Stated problem – Identify all lines in the data containing the string "icon". Copy them out.

Information supplied –
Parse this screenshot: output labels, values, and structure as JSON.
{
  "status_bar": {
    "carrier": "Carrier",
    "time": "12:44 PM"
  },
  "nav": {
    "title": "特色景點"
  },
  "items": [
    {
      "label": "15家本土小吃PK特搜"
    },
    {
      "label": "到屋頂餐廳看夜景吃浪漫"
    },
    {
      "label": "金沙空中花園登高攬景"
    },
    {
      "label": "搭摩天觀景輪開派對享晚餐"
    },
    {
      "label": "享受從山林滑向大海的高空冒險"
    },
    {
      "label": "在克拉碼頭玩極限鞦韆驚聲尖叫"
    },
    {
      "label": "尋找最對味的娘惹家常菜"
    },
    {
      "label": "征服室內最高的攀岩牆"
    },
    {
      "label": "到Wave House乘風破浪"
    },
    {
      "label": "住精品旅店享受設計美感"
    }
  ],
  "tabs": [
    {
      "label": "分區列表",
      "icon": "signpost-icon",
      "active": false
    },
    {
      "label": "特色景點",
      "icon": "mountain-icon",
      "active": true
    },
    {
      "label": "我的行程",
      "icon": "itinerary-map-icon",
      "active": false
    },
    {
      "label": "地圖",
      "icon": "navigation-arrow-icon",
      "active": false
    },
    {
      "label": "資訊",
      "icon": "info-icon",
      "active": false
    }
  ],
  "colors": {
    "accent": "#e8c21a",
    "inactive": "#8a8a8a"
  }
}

Written reply –
      "icon": "signpost-icon",
      "icon": "mountain-icon",
      "icon": "itinerary-map-icon",
      "icon": "navigation-arrow-icon",
      "icon": "info-icon",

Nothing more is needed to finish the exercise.